What the task asks: Give nothing except the number of lines containing the word "reunião".

Entries:
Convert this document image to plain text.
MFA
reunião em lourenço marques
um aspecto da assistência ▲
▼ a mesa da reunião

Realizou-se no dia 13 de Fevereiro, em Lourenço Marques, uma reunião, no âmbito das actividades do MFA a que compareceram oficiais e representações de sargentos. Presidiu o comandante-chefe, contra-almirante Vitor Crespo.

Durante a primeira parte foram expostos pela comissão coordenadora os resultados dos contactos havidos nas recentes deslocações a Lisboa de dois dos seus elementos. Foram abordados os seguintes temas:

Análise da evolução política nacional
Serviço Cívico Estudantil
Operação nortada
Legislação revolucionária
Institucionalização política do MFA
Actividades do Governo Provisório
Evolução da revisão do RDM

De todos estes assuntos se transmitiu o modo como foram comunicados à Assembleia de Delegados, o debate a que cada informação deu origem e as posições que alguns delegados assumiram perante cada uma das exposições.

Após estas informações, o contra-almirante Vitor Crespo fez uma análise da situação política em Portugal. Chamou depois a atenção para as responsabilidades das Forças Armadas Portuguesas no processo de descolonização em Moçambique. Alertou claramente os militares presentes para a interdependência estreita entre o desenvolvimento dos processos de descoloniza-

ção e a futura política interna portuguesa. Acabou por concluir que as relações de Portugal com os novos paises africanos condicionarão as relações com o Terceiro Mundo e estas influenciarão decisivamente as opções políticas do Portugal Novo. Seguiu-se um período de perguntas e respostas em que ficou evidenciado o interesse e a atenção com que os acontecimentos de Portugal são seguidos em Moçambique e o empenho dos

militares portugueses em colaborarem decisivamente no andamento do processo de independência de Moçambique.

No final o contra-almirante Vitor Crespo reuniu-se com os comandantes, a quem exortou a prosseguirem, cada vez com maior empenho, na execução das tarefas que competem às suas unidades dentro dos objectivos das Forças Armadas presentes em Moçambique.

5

Written response: 3